## RECORDS SUPPLIED

====

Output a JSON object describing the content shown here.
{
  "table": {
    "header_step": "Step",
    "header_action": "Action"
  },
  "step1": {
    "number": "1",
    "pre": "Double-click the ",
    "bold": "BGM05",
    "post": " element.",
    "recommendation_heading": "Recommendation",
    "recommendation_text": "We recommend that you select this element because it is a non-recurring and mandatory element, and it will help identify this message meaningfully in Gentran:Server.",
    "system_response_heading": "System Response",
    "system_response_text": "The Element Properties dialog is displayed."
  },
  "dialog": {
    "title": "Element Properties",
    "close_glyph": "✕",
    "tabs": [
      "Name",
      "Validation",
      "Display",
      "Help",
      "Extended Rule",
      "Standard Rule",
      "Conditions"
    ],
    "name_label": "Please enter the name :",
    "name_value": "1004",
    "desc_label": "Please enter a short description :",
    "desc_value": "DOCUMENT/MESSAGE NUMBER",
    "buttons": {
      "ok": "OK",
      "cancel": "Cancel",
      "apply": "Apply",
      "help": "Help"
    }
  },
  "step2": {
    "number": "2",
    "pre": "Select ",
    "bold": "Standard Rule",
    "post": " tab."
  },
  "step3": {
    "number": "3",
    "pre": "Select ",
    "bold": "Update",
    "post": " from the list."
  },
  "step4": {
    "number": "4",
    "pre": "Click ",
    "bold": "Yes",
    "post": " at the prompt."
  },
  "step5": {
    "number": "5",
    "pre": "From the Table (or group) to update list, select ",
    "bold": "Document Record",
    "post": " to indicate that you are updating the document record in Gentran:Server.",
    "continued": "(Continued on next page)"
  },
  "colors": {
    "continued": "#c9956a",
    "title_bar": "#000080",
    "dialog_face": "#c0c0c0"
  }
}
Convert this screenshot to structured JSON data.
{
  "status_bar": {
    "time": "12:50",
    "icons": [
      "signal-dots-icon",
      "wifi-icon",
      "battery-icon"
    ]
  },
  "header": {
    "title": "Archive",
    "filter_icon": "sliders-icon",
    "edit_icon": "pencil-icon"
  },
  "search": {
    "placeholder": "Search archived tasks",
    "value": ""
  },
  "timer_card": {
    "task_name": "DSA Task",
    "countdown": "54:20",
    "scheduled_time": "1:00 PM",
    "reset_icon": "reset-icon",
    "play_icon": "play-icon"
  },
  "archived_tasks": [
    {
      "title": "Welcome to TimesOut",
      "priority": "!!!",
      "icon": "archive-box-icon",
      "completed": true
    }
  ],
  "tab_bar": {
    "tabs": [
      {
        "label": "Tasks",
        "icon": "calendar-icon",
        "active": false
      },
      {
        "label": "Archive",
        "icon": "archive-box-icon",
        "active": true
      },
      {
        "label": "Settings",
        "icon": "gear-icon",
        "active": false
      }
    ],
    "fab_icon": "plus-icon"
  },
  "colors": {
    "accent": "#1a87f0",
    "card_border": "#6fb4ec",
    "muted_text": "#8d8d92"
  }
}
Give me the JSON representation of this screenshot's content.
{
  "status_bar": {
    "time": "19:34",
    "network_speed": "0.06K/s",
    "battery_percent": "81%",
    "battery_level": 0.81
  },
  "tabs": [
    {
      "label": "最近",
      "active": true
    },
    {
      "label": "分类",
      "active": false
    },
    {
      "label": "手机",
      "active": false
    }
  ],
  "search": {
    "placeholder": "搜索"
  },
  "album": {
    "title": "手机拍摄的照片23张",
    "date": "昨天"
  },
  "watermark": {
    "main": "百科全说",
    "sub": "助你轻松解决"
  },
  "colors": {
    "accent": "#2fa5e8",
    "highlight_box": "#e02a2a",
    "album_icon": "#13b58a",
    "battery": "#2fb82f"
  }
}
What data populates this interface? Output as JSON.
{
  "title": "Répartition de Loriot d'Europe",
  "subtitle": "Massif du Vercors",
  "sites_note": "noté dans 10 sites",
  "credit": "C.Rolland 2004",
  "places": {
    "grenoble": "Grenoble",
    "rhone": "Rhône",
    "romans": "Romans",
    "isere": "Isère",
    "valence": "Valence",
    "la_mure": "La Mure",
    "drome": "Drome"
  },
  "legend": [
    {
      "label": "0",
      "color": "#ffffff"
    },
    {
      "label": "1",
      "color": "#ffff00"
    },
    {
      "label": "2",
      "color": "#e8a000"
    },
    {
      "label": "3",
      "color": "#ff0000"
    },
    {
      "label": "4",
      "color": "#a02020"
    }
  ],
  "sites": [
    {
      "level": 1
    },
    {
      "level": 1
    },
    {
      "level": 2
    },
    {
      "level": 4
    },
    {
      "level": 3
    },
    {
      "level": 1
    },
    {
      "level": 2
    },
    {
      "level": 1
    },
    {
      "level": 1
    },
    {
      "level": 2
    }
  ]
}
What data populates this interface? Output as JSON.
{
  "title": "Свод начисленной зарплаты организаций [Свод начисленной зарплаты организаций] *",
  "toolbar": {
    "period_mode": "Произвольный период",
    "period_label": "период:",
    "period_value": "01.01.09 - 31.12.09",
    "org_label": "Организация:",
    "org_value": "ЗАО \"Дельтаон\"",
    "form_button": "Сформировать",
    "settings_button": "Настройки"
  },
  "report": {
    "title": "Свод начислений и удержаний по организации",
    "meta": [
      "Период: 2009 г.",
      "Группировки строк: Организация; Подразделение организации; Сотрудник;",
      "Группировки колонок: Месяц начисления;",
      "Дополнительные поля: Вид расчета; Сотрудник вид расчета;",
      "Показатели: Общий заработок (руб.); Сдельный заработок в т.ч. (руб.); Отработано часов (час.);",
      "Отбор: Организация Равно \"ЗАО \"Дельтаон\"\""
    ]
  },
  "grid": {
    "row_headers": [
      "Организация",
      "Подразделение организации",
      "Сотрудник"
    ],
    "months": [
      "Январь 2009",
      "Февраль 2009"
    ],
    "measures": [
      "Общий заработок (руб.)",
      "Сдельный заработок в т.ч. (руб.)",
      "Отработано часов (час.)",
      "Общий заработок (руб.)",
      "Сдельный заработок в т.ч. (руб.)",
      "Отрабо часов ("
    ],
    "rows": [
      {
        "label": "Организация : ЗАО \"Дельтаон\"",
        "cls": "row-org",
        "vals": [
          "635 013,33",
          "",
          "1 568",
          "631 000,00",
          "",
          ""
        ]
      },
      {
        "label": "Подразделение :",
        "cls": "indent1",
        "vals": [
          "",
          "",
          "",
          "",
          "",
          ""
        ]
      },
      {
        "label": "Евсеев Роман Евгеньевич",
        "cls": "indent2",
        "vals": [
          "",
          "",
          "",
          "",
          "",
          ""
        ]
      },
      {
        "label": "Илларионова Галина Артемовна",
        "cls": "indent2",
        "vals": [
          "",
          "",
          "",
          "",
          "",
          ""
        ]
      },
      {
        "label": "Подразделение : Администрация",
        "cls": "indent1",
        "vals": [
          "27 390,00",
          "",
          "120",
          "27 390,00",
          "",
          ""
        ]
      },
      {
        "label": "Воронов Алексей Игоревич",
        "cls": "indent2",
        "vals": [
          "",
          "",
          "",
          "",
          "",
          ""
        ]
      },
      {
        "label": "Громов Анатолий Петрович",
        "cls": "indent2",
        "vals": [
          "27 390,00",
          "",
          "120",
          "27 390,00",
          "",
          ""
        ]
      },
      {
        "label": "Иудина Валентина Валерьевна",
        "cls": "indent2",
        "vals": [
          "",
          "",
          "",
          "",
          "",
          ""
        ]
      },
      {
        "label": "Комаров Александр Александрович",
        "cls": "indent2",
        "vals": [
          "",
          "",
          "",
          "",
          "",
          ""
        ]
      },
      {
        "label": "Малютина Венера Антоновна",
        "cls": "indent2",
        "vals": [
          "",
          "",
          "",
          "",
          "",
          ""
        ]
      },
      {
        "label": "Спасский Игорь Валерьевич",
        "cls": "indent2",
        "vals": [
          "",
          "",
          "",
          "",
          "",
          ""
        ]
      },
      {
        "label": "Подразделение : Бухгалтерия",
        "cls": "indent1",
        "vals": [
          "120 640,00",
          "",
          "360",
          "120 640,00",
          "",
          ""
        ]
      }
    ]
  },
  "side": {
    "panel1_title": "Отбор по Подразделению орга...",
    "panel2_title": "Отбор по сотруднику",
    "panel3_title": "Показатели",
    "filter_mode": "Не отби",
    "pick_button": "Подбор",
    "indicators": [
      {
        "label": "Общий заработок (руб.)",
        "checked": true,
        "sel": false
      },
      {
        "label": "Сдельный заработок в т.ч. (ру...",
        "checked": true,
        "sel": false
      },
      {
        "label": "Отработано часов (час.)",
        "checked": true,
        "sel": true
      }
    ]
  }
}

====

## THE PROBLEM
Copy and report every line where the word "Сдельный" is present.

## ANSWER FOR THE TASK
      "Показатели: Общий заработок (руб.); Сдельный заработок в т.ч. (руб.); Отработано часов (час.);",
      "Сдельный заработок в т.ч. (руб.)",
      "Сдельный заработок в т.ч. (руб.)",
        "label": "Сдельный заработок в т.ч. (ру...",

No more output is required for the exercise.